-------- Input material

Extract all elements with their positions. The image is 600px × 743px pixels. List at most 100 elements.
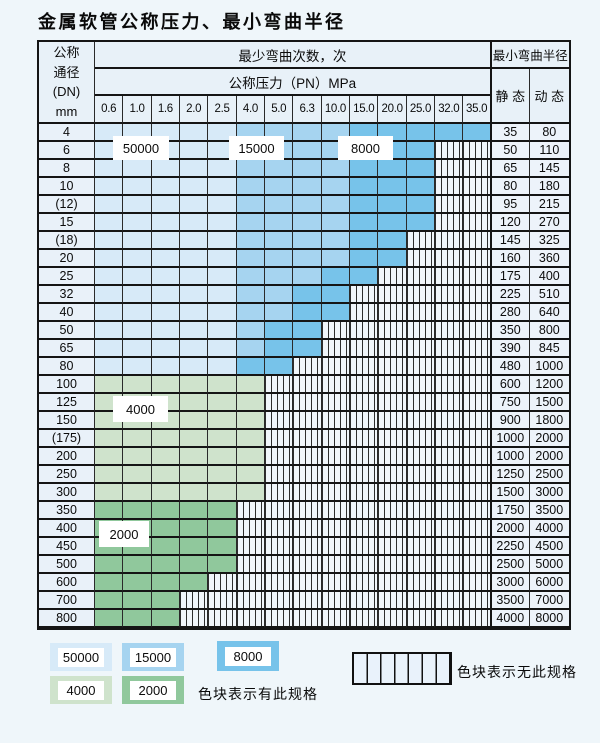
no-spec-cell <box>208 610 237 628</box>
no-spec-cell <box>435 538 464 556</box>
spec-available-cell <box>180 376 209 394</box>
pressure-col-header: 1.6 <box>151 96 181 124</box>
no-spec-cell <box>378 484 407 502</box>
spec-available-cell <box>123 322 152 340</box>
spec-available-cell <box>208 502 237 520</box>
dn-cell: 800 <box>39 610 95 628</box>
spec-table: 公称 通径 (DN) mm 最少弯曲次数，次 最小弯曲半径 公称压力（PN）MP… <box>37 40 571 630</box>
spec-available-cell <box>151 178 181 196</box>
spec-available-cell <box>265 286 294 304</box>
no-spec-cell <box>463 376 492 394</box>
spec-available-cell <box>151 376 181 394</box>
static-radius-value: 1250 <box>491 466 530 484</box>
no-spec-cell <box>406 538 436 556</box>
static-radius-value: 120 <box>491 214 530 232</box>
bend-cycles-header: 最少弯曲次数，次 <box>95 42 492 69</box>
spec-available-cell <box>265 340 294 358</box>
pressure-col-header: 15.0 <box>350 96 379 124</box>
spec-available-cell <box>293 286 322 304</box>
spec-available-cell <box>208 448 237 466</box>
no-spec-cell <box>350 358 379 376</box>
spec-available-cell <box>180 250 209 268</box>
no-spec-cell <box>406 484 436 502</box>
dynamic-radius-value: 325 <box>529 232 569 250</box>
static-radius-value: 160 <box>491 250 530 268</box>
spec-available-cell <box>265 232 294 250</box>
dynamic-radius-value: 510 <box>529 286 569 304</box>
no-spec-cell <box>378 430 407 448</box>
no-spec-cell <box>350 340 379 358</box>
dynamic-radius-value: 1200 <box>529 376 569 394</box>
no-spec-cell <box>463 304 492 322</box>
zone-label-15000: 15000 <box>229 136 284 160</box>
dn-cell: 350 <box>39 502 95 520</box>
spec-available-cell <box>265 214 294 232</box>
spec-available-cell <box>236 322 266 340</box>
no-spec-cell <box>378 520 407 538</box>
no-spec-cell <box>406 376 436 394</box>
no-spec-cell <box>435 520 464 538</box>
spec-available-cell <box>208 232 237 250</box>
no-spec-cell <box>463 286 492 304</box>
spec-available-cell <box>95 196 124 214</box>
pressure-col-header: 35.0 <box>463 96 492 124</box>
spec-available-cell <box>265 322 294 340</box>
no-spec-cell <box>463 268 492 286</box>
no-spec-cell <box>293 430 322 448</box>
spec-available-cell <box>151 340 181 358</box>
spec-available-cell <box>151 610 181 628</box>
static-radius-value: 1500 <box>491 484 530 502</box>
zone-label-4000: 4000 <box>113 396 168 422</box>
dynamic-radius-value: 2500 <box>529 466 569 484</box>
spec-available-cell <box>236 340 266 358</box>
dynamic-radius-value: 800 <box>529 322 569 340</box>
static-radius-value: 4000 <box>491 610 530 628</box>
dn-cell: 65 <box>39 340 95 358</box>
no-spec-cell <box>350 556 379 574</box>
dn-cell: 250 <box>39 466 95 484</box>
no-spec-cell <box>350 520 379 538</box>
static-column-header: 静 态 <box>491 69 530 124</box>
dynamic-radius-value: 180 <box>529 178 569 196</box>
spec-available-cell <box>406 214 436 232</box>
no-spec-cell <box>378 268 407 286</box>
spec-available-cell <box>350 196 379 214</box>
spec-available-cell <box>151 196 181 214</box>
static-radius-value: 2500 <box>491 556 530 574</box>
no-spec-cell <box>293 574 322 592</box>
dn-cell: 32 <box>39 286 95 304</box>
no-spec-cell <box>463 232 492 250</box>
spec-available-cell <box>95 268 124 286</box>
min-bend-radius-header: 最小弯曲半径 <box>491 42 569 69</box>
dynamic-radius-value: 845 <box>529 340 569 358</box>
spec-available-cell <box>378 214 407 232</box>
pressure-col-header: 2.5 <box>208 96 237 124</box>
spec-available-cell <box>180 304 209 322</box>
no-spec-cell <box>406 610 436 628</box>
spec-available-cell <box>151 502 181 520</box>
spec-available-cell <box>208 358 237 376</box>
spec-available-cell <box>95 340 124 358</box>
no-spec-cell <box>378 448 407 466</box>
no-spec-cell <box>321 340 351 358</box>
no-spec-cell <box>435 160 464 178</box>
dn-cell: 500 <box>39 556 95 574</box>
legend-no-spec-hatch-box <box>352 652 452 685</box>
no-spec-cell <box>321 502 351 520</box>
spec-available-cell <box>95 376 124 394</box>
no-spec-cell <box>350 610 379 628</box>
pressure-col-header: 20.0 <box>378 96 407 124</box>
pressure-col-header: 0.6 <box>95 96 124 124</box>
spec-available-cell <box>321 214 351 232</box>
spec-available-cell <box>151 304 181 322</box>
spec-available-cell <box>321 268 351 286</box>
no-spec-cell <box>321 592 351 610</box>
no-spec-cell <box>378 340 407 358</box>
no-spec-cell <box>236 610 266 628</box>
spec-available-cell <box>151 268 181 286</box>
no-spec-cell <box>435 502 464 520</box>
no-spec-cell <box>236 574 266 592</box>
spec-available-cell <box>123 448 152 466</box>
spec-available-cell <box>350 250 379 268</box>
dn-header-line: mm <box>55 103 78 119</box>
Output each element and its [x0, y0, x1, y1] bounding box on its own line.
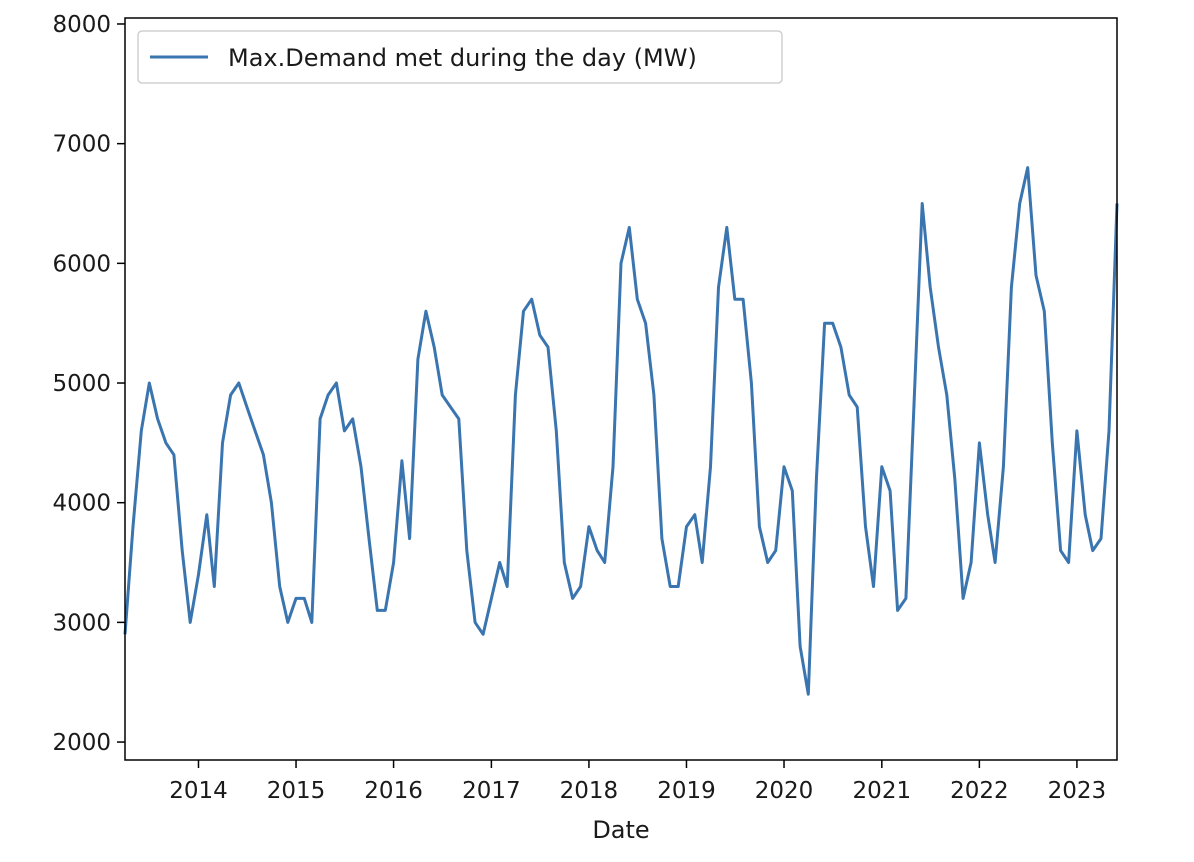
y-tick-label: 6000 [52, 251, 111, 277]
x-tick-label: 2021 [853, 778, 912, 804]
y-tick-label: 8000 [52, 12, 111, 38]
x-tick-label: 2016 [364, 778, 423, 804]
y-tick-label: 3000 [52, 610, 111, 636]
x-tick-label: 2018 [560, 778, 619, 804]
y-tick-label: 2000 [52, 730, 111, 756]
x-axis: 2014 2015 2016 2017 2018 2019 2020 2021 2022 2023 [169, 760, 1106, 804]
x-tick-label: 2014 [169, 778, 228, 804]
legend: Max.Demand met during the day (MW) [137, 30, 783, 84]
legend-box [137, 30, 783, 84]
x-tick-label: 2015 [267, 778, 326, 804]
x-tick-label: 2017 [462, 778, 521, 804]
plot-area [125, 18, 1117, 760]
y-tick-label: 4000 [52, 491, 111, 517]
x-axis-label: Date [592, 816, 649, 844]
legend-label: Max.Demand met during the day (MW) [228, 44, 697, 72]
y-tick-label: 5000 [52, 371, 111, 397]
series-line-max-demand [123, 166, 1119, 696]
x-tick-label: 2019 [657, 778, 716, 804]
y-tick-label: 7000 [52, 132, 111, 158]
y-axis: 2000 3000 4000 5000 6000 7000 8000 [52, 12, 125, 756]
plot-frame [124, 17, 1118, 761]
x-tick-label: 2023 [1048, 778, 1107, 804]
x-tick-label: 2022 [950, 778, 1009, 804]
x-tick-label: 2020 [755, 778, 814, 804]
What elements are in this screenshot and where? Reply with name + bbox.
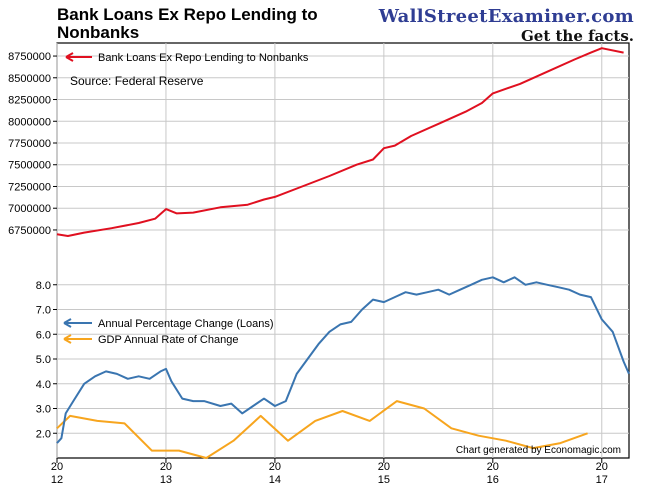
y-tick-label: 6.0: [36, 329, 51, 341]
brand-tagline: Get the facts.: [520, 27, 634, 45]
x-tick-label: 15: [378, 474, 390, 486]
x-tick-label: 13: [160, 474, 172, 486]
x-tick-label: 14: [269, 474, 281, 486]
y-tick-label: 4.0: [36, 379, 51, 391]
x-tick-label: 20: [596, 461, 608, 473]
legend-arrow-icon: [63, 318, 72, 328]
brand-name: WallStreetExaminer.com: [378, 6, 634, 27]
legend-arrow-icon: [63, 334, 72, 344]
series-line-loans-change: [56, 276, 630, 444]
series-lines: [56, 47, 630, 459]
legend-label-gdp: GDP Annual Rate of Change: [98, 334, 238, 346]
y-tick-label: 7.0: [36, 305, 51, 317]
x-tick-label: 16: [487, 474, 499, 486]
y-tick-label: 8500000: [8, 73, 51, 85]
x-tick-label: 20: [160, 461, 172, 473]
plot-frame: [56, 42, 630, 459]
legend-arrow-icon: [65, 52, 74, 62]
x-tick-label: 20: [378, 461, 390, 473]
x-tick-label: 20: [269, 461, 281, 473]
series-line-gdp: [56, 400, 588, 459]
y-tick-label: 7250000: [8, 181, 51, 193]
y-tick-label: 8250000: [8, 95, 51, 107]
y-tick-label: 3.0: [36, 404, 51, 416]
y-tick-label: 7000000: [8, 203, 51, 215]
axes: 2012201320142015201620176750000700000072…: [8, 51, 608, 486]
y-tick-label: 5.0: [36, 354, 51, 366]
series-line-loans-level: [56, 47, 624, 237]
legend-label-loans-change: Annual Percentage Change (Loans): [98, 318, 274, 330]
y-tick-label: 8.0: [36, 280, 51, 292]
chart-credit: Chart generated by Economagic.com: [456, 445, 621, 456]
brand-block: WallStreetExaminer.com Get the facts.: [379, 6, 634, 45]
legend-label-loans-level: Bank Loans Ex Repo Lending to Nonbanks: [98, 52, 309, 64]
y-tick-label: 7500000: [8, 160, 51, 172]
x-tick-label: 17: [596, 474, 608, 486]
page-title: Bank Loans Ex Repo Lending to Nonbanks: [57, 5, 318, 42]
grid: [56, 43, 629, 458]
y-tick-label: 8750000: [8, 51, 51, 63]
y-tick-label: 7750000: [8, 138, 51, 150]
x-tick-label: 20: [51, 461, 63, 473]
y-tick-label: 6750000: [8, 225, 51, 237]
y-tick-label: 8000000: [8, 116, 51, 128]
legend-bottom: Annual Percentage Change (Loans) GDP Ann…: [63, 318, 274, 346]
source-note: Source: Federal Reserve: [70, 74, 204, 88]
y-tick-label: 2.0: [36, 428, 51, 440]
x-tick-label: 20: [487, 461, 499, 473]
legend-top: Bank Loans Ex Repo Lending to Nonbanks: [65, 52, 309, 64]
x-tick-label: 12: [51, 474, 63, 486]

----------------

Rewrite the stretch of lines from "no-spec-cell <box>208 610 237 628</box>" through "no-spec-cell <box>378 484 407 502</box>", changing "no-spec-cell" to "blank-cell" and leaving everything else as it is.

• _Task answer_
blank-cell <box>208 610 237 628</box>
blank-cell <box>435 538 464 556</box>
spec-available-cell <box>180 376 209 394</box>
pressure-col-header: 1.6 <box>151 96 181 124</box>
blank-cell <box>378 484 407 502</box>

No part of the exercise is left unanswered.